_Brief_
Set down each entry from the block beneath, exactly as written.
--- Start of Given entries ---
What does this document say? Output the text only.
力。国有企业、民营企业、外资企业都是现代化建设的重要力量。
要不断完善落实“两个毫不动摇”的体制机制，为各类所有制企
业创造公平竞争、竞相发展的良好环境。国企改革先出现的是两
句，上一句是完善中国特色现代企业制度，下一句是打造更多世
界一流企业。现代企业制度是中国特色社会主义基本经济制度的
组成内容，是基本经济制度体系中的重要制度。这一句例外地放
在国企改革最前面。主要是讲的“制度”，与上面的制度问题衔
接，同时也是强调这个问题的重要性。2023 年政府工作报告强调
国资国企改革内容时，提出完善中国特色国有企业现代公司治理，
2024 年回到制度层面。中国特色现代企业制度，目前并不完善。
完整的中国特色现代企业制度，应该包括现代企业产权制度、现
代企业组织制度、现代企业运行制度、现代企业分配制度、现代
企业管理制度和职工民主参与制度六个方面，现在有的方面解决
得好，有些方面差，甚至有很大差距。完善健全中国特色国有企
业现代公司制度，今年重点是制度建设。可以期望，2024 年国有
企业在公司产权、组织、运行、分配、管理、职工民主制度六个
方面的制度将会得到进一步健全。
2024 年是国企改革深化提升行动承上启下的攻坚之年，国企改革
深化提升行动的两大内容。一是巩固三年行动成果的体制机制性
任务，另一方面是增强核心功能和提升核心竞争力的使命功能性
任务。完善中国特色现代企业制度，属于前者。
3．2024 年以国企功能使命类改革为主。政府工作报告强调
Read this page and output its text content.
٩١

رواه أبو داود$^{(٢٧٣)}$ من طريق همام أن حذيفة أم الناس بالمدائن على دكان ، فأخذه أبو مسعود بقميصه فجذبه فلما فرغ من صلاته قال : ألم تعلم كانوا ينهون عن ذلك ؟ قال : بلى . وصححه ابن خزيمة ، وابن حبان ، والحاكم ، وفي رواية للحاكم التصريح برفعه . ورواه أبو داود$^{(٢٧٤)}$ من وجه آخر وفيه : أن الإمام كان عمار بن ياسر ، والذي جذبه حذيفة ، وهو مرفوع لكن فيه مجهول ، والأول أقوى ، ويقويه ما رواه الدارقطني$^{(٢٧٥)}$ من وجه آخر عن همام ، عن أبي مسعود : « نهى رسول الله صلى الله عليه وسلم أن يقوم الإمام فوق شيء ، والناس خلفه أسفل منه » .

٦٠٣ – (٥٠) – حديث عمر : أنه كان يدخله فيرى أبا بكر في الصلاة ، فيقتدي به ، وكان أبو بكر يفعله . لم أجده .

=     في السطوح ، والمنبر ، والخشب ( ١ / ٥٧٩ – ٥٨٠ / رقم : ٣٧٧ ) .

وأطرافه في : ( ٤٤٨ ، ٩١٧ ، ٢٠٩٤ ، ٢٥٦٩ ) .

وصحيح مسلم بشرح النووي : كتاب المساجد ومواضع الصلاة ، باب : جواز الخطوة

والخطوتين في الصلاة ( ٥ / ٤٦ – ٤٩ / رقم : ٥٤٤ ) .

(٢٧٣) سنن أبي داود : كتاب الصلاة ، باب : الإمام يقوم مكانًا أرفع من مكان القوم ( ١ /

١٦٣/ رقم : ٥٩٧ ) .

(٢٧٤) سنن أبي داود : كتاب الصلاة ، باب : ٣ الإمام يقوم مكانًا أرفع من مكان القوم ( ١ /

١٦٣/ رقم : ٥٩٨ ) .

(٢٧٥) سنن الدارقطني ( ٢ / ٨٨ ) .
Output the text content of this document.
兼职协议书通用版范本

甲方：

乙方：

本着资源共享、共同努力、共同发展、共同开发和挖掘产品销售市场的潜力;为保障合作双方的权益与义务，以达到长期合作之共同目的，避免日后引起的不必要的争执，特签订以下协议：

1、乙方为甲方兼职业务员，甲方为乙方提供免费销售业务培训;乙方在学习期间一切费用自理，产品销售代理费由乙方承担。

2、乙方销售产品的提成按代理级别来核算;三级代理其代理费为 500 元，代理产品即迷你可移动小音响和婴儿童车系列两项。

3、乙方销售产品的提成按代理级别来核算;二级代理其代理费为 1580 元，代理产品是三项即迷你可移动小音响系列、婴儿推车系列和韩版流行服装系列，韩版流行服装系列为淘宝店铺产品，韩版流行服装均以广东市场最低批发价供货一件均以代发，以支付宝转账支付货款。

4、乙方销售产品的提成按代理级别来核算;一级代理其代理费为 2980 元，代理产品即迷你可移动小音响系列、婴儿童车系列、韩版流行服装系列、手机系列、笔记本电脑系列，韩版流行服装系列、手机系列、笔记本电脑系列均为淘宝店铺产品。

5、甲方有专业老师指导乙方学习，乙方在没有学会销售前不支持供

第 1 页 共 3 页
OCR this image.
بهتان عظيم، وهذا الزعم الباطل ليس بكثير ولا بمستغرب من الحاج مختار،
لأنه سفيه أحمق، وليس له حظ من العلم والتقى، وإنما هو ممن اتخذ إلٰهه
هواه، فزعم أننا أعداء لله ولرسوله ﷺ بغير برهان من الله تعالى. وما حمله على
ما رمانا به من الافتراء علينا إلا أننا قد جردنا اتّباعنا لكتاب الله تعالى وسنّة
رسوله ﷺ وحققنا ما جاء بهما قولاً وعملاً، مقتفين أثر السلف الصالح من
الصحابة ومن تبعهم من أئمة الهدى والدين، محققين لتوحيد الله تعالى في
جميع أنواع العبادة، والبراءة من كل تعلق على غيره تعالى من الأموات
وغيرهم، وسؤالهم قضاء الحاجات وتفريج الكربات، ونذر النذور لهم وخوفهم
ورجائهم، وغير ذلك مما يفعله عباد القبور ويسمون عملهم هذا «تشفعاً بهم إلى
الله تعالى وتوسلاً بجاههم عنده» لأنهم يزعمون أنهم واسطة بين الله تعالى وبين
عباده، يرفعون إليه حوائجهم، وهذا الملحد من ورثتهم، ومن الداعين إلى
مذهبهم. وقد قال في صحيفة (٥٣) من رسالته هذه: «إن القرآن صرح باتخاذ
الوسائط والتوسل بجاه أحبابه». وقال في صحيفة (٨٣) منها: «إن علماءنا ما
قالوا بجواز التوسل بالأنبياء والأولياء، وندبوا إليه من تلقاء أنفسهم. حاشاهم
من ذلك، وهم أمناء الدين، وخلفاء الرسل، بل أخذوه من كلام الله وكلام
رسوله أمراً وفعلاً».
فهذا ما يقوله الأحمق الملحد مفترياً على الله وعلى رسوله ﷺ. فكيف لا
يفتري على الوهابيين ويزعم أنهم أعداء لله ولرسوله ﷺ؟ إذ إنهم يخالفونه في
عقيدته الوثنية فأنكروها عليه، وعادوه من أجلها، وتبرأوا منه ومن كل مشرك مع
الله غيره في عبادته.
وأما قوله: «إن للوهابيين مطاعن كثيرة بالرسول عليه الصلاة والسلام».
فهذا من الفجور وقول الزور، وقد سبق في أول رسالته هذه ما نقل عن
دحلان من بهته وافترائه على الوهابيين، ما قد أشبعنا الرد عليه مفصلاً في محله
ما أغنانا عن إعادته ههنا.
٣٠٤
--- End of Given entries ---
_Response to this exercise_
What does this document say? Output the text only.
力。国有企业、民营企业、外资企业都是现代化建设的重要力量。
要不断完善落实“两个毫不动摇”的体制机制，为各类所有制企
业创造公平竞争、竞相发展的良好环境。国企改革先出现的是两
句，上一句是完善中国特色现代企业制度，下一句是打造更多世
界一流企业。现代企业制度是中国特色社会主义基本经济制度的
组成内容，是基本经济制度体系中的重要制度。这一句例外地放
在国企改革最前面。主要是讲的“制度”，与上面的制度问题衔
接，同时也是强调这个问题的重要性。2023 年政府工作报告强调
国资国企改革内容时，提出完善中国特色国有企业现代公司治理，
2024 年回到制度层面。中国特色现代企业制度，目前并不完善。
完整的中国特色现代企业制度，应该包括现代企业产权制度、现
代企业组织制度、现代企业运行制度、现代企业分配制度、现代
企业管理制度和职工民主参与制度六个方面，现在有的方面解决
得好，有些方面差，甚至有很大差距。完善健全中国特色国有企
业现代公司制度，今年重点是制度建设。可以期望，2024 年国有
企业在公司产权、组织、运行、分配、管理、职工民主制度六个
方面的制度将会得到进一步健全。
2024 年是国企改革深化提升行动承上启下的攻坚之年，国企改革
深化提升行动的两大内容。一是巩固三年行动成果的体制机制性
任务，另一方面是增强核心功能和提升核心竞争力的使命功能性
任务。完善中国特色现代企业制度，属于前者。
3．2024 年以国企功能使命类改革为主。政府工作报告强调
Read this page and output its text content.
٩١

رواه أبو داود$^{(٢٧٣)}$ من طريق همام أن حذيفة أم الناس بالمدائن على دكان ، فأخذه أبو مسعود بقميصه فجذبه فلما فرغ من صلاته قال : ألم تعلم كانوا ينهون عن ذلك ؟ قال : بلى . وصححه ابن خزيمة ، وابن حبان ، والحاكم ، وفي رواية للحاكم التصريح برفعه . ورواه أبو داود$^{(٢٧٤)}$ من وجه آخر وفيه : أن الإمام كان عمار بن ياسر ، والذي جذبه حذيفة ، وهو مرفوع لكن فيه مجهول ، والأول أقوى ، ويقويه ما رواه الدارقطني$^{(٢٧٥)}$ من وجه آخر عن همام ، عن أبي مسعود : « نهى رسول الله صلى الله عليه وسلم أن يقوم الإمام فوق شيء ، والناس خلفه أسفل منه » .

٦٠٣ – (٥٠) – حديث عمر : أنه كان يدخله فيرى أبا بكر في الصلاة ، فيقتدي به ، وكان أبو بكر يفعله . لم أجده .

=     في السطوح ، والمنبر ، والخشب ( ١ / ٥٧٩ – ٥٨٠ / رقم : ٣٧٧ ) .

وأطرافه في : ( ٤٤٨ ، ٩١٧ ، ٢٠٩٤ ، ٢٥٦٩ ) .

وصحيح مسلم بشرح النووي : كتاب المساجد ومواضع الصلاة ، باب : جواز الخطوة

والخطوتين في الصلاة ( ٥ / ٤٦ – ٤٩ / رقم : ٥٤٤ ) .

(٢٧٣) سنن أبي داود : كتاب الصلاة ، باب : الإمام يقوم مكانًا أرفع من مكان القوم ( ١ /

١٦٣/ رقم : ٥٩٧ ) .

(٢٧٤) سنن أبي داود : كتاب الصلاة ، باب : ٣ الإمام يقوم مكانًا أرفع من مكان القوم ( ١ /

١٦٣/ رقم : ٥٩٨ ) .

(٢٧٥) سنن الدارقطني ( ٢ / ٨٨ ) .
Output the text content of this document.
兼职协议书通用版范本

甲方：

乙方：

本着资源共享、共同努力、共同发展、共同开发和挖掘产品销售市场的潜力;为保障合作双方的权益与义务，以达到长期合作之共同目的，避免日后引起的不必要的争执，特签订以下协议：

1、乙方为甲方兼职业务员，甲方为乙方提供免费销售业务培训;乙方在学习期间一切费用自理，产品销售代理费由乙方承担。

2、乙方销售产品的提成按代理级别来核算;三级代理其代理费为 500 元，代理产品即迷你可移动小音响和婴儿童车系列两项。

3、乙方销售产品的提成按代理级别来核算;二级代理其代理费为 1580 元，代理产品是三项即迷你可移动小音响系列、婴儿推车系列和韩版流行服装系列，韩版流行服装系列为淘宝店铺产品，韩版流行服装均以广东市场最低批发价供货一件均以代发，以支付宝转账支付货款。

4、乙方销售产品的提成按代理级别来核算;一级代理其代理费为 2980 元，代理产品即迷你可移动小音响系列、婴儿童车系列、韩版流行服装系列、手机系列、笔记本电脑系列，韩版流行服装系列、手机系列、笔记本电脑系列均为淘宝店铺产品。

5、甲方有专业老师指导乙方学习，乙方在没有学会销售前不支持供

第 1 页 共 3 页
OCR this image.
بهتان عظيم، وهذا الزعم الباطل ليس بكثير ولا بمستغرب من الحاج مختار،
لأنه سفيه أحمق، وليس له حظ من العلم والتقى، وإنما هو ممن اتخذ إلٰهه
هواه، فزعم أننا أعداء لله ولرسوله ﷺ بغير برهان من الله تعالى. وما حمله على
ما رمانا به من الافتراء علينا إلا أننا قد جردنا اتّباعنا لكتاب الله تعالى وسنّة
رسوله ﷺ وحققنا ما جاء بهما قولاً وعملاً، مقتفين أثر السلف الصالح من
الصحابة ومن تبعهم من أئمة الهدى والدين، محققين لتوحيد الله تعالى في
جميع أنواع العبادة، والبراءة من كل تعلق على غيره تعالى من الأموات
وغيرهم، وسؤالهم قضاء الحاجات وتفريج الكربات، ونذر النذور لهم وخوفهم
ورجائهم، وغير ذلك مما يفعله عباد القبور ويسمون عملهم هذا «تشفعاً بهم إلى
الله تعالى وتوسلاً بجاههم عنده» لأنهم يزعمون أنهم واسطة بين الله تعالى وبين
عباده، يرفعون إليه حوائجهم، وهذا الملحد من ورثتهم، ومن الداعين إلى
مذهبهم. وقد قال في صحيفة (٥٣) من رسالته هذه: «إن القرآن صرح باتخاذ
الوسائط والتوسل بجاه أحبابه». وقال في صحيفة (٨٣) منها: «إن علماءنا ما
قالوا بجواز التوسل بالأنبياء والأولياء، وندبوا إليه من تلقاء أنفسهم. حاشاهم
من ذلك، وهم أمناء الدين، وخلفاء الرسل، بل أخذوه من كلام الله وكلام
رسوله أمراً وفعلاً».
فهذا ما يقوله الأحمق الملحد مفترياً على الله وعلى رسوله ﷺ. فكيف لا
يفتري على الوهابيين ويزعم أنهم أعداء لله ولرسوله ﷺ؟ إذ إنهم يخالفونه في
عقيدته الوثنية فأنكروها عليه، وعادوه من أجلها، وتبرأوا منه ومن كل مشرك مع
الله غيره في عبادته.
وأما قوله: «إن للوهابيين مطاعن كثيرة بالرسول عليه الصلاة والسلام».
فهذا من الفجور وقول الزور، وقد سبق في أول رسالته هذه ما نقل عن
دحلان من بهته وافترائه على الوهابيين، ما قد أشبعنا الرد عليه مفصلاً في محله
ما أغنانا عن إعادته ههنا.
٣٠٤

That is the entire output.